=== RECORDS ===

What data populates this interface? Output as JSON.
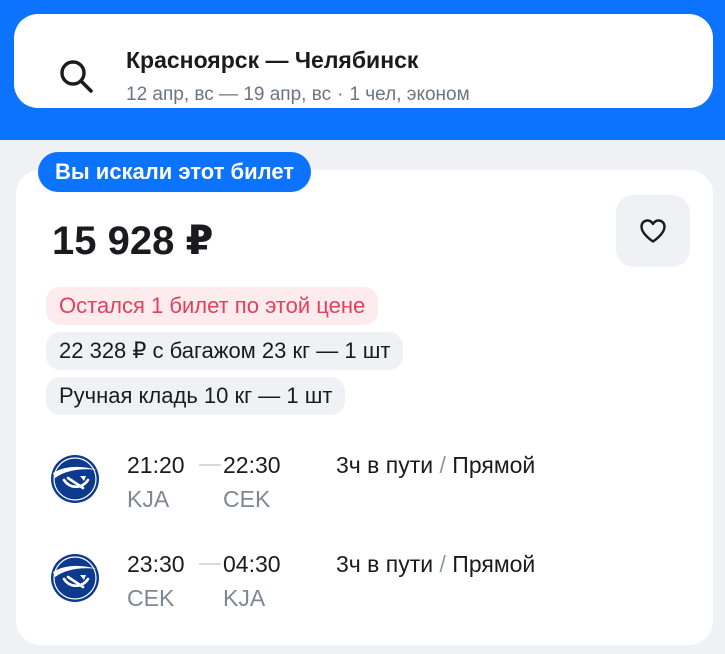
{
  "search": {
    "route": "Красноярск — Челябинск",
    "dates": "12 апр, вс — 19 апр, вс",
    "separator": "·",
    "passengers": "1 чел, эконом"
  },
  "ticket": {
    "badge": "Вы искали этот билет",
    "price": "15 928 ₽",
    "chips": {
      "warning": "Остался 1 билет по этой цене",
      "baggage": "22 328 ₽ с багажом 23 кг — 1 шт",
      "hand_luggage": "Ручная кладь 10 кг — 1 шт"
    },
    "segments": [
      {
        "airline_icon": "aeroflot-logo-icon",
        "depart_time": "21:20",
        "arrive_time": "22:30",
        "depart_airport": "KJA",
        "arrive_airport": "CEK",
        "duration": "3ч в пути",
        "slash": "/",
        "type": "Прямой"
      },
      {
        "airline_icon": "aeroflot-logo-icon",
        "depart_time": "23:30",
        "arrive_time": "04:30",
        "depart_airport": "CEK",
        "arrive_airport": "KJA",
        "duration": "3ч в пути",
        "slash": "/",
        "type": "Прямой"
      }
    ]
  },
  "colors": {
    "brand_blue": "#0c73fe",
    "warning_red": "#e0425b",
    "warning_bg": "#feebed",
    "airline_blue": "#0d3a8c"
  }
}
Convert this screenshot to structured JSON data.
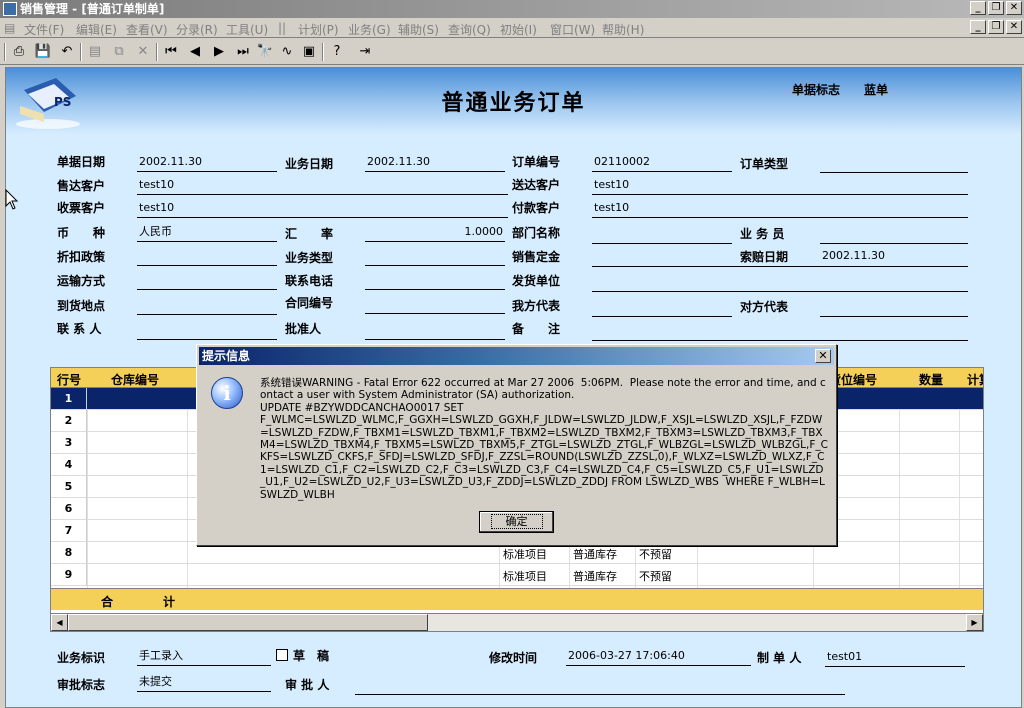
{
  "window": {
    "title": "销售管理 - [普通订单制单]"
  },
  "menu": {
    "items": [
      "文件(F)",
      "编辑(E)",
      "查看(V)",
      "分录(R)",
      "工具(U)",
      "||",
      "计划(P)",
      "业务(G)",
      "辅助(S)",
      "查询(Q)",
      "初始(I)",
      "窗口(W)",
      "帮助(H)"
    ]
  },
  "toolbar": {
    "icons": [
      "printer-icon",
      "save-icon",
      "undo-icon",
      "insert-row-icon",
      "copy-icon",
      "delete-icon",
      "first-icon",
      "prev-icon",
      "next-icon",
      "last-icon",
      "find-icon",
      "chart-icon",
      "calc-icon",
      "help-icon",
      "exit-icon"
    ]
  },
  "banner": {
    "title": "普通业务订单",
    "flag_label": "单据标志",
    "flag_value": "蓝单",
    "logo_text": "PS"
  },
  "header": {
    "doc_date_label": "单据日期",
    "doc_date": "2002.11.30",
    "biz_date_label": "业务日期",
    "biz_date": "2002.11.30",
    "order_no_label": "订单编号",
    "order_no": "02110002",
    "order_type_label": "订单类型",
    "order_type": "",
    "sold_to_label": "售达客户",
    "sold_to": "test10",
    "ship_to_label": "送达客户",
    "ship_to": "test10",
    "bill_to_label": "收票客户",
    "bill_to": "test10",
    "payer_label": "付款客户",
    "payer": "test10",
    "currency_label": "币　　种",
    "currency": "人民币",
    "rate_label": "汇　　率",
    "rate": "1.0000",
    "dept_label": "部门名称",
    "dept": "",
    "salesman_label": "业 务 员",
    "salesman": "",
    "discount_label": "折扣政策",
    "discount": "",
    "biz_type_label": "业务类型",
    "biz_type": "",
    "deposit_label": "销售定金",
    "deposit": "",
    "claim_date_label": "索赔日期",
    "claim_date": "2002.11.30",
    "transport_label": "运输方式",
    "transport": "",
    "phone_label": "联系电话",
    "phone": "",
    "ship_unit_label": "发货单位",
    "ship_unit": "",
    "dest_label": "到货地点",
    "dest": "",
    "contract_label": "合同编号",
    "contract": "",
    "our_rep_label": "我方代表",
    "our_rep": "",
    "their_rep_label": "对方代表",
    "their_rep": "",
    "contact_label": "联 系 人",
    "contact": "",
    "approver_label": "批准人",
    "approver": "",
    "remark_label": "备　　注",
    "remark": ""
  },
  "grid": {
    "columns": {
      "row_no": "行号",
      "warehouse": "仓库编号",
      "location": "货位编号",
      "qty": "数量",
      "calc": "计算"
    },
    "rows": [
      {
        "no": "1",
        "type": "",
        "stock": "",
        "reserve": ""
      },
      {
        "no": "2",
        "type": "",
        "stock": "",
        "reserve": ""
      },
      {
        "no": "3",
        "type": "",
        "stock": "",
        "reserve": ""
      },
      {
        "no": "4",
        "type": "",
        "stock": "",
        "reserve": ""
      },
      {
        "no": "5",
        "type": "",
        "stock": "",
        "reserve": ""
      },
      {
        "no": "6",
        "type": "",
        "stock": "",
        "reserve": ""
      },
      {
        "no": "7",
        "type": "",
        "stock": "",
        "reserve": ""
      },
      {
        "no": "8",
        "type": "标准项目",
        "stock": "普通库存",
        "reserve": "不预留"
      },
      {
        "no": "9",
        "type": "标准项目",
        "stock": "普通库存",
        "reserve": "不预留"
      }
    ],
    "total_a": "合",
    "total_b": "计"
  },
  "footer": {
    "biz_flag_label": "业务标识",
    "biz_flag": "手工录入",
    "draft_label": "草　稿",
    "modified_label": "修改时间",
    "modified": "2006-03-27 17:06:40",
    "maker_label": "制 单 人",
    "maker": "test01",
    "audit_flag_label": "审批标志",
    "audit_flag": "未提交",
    "auditor_label": "审 批 人",
    "auditor": ""
  },
  "dialog": {
    "title": "提示信息",
    "close": "✕",
    "icon": "i",
    "message": "系统错误WARNING - Fatal Error 622 occurred at Mar 27 2006  5:06PM.  Please note the error and time, and contact a user with System Administrator (SA) authorization.\nUPDATE #BZYWDDCANCHAO0017 SET\nF_WLMC=LSWLZD_WLMC,F_GGXH=LSWLZD_GGXH,F_JLDW=LSWLZD_JLDW,F_XSJL=LSWLZD_XSJL,F_FZDW=LSWLZD_FZDW,F_TBXM1=LSWLZD_TBXM1,F_TBXM2=LSWLZD_TBXM2,F_TBXM3=LSWLZD_TBXM3,F_TBXM4=LSWLZD_TBXM4,F_TBXM5=LSWLZD_TBXM5,F_ZTGL=LSWLZD_ZTGL,F_WLBZGL=LSWLZD_WLBZGL,F_CKFS=LSWLZD_CKFS,F_SFDJ=LSWLZD_SFDJ,F_ZZSL=ROUND(LSWLZD_ZZSL,0),F_WLXZ=LSWLZD_WLXZ,F_C1=LSWLZD_C1,F_C2=LSWLZD_C2,F_C3=LSWLZD_C3,F_C4=LSWLZD_C4,F_C5=LSWLZD_C5,F_U1=LSWLZD_U1,F_U2=LSWLZD_U2,F_U3=LSWLZD_U3,F_ZDDJ=LSWLZD_ZDDJ FROM LSWLZD_WBS  WHERE F_WLBH=LSWLZD_WLBH",
    "ok_label": "确定"
  }
}
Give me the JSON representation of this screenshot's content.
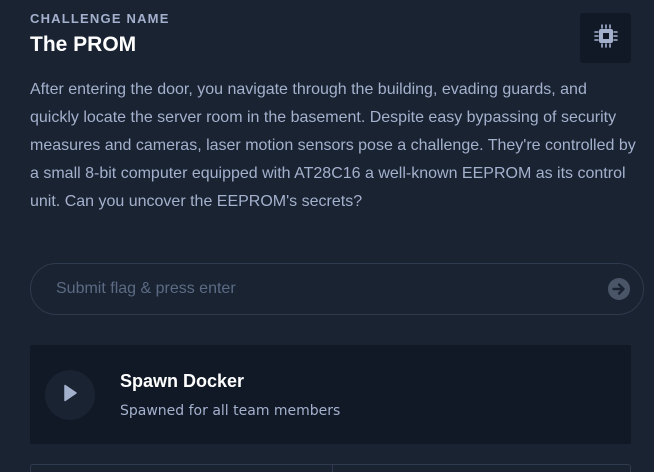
{
  "challenge": {
    "label": "CHALLENGE NAME",
    "title": "The PROM",
    "description": "After entering the door, you navigate through the building, evading guards, and quickly locate the server room in the basement. Despite easy bypassing of security measures and cameras, laser motion sensors pose a challenge. They're controlled by a small 8-bit computer equipped with AT28C16 a well-known EEPROM as its control unit. Can you uncover the EEPROM's secrets?",
    "category_icon": "chip-icon"
  },
  "flag": {
    "placeholder": "Submit flag & press enter",
    "value": "",
    "submit_icon": "arrow-right-circle-icon"
  },
  "docker": {
    "title": "Spawn Docker",
    "subtitle": "Spawned for all team members",
    "icon": "play-icon"
  },
  "colors": {
    "background": "#1a2332",
    "card": "#111927",
    "text_primary": "#ffffff",
    "text_secondary": "#a4b1cd",
    "border": "#2e3a4d"
  }
}
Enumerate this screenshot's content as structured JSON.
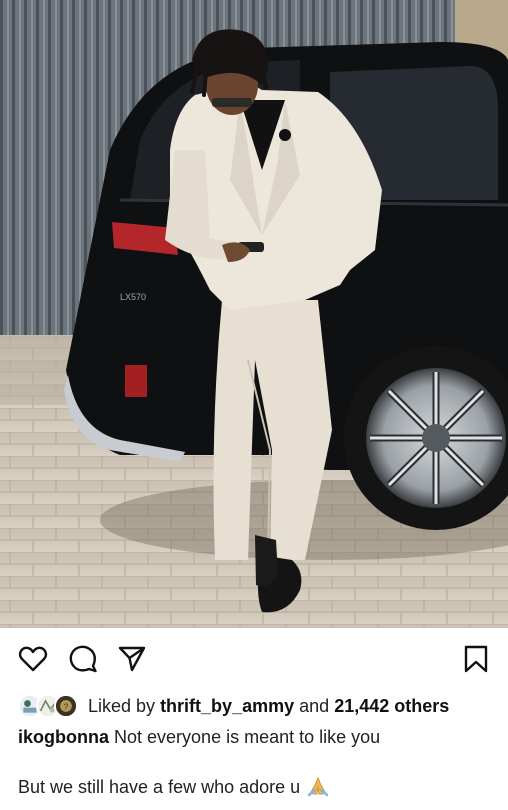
{
  "post": {
    "photo_description_icon": "post-photo",
    "actions": {
      "like_icon": "heart-outline",
      "comment_icon": "speech-bubble",
      "share_icon": "paper-plane",
      "save_icon": "bookmark"
    },
    "likes": {
      "prefix": "Liked by",
      "user": "thrift_by_ammy",
      "conjunction": "and",
      "others": "21,442 others"
    },
    "caption": {
      "username": "ikogbonna",
      "line1": "Not everyone is meant to like you",
      "line2": "But we still have a few who adore u",
      "emoji": "folded-hands"
    }
  }
}
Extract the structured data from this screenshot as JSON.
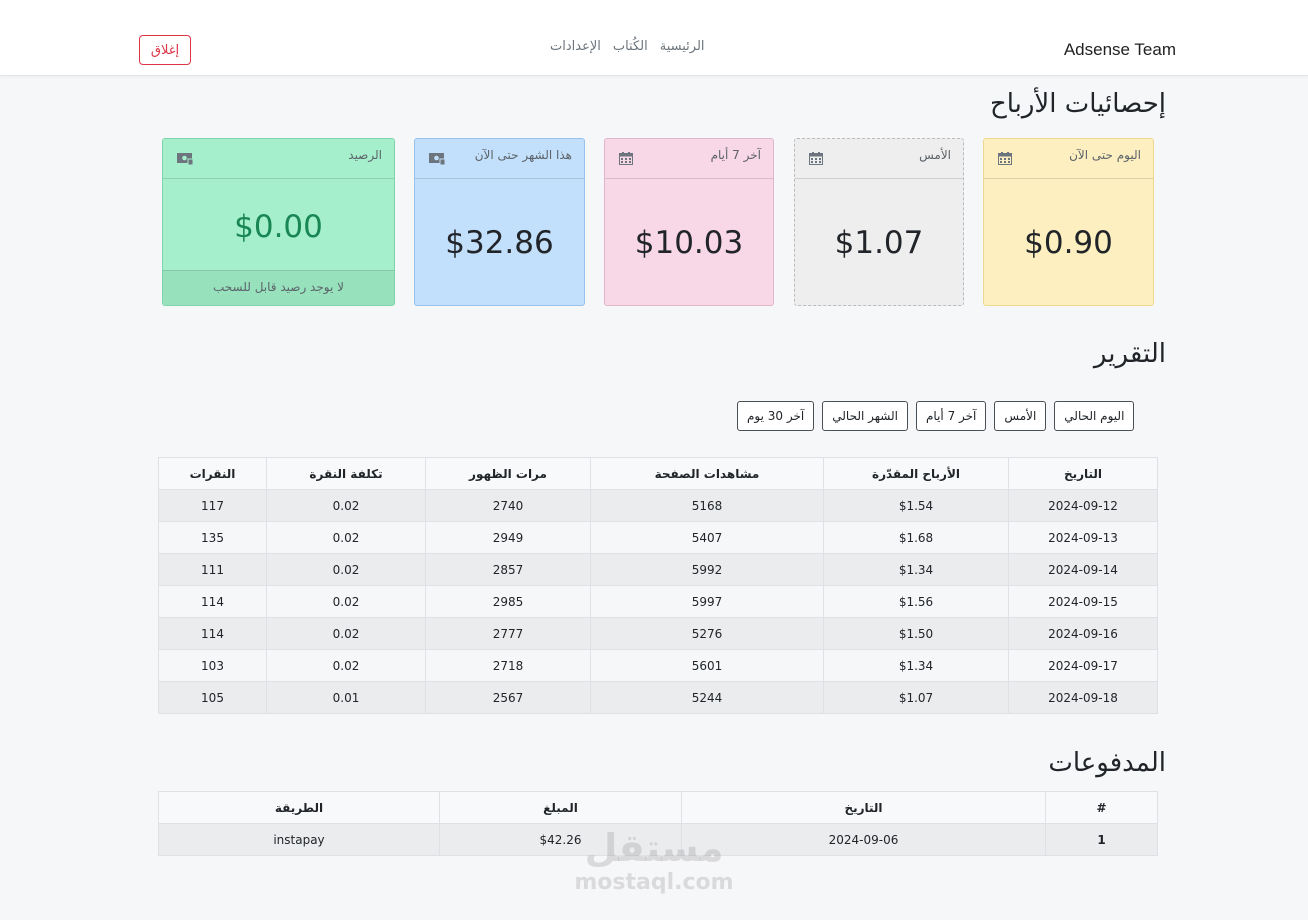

===

OBJECTIVE:
Could you repeat, exactly and with nothing else, the lines from the one containing "Enumerate this screenshot's" through the last line of the records above, leaving out the pictures?

PROBLEM SOLUTION:
Enumerate this screenshot's content as structured JSON.
{
  "post": {
    "photo_description_icon": "post-photo",
    "actions": {
      "like_icon": "heart-outline",
      "comment_icon": "speech-bubble",
      "share_icon": "paper-plane",
      "save_icon": "bookmark"
    },
    "likes": {
      "prefix": "Liked by",
      "user": "thrift_by_ammy",
      "conjunction": "and",
      "others": "21,442 others"
    },
    "caption": {
      "username": "ikogbonna",
      "line1": "Not everyone is meant to like you",
      "line2": "But we still have a few who adore u",
      "emoji": "folded-hands"
    }
  }
}
Extract the structured data from this screenshot as JSON.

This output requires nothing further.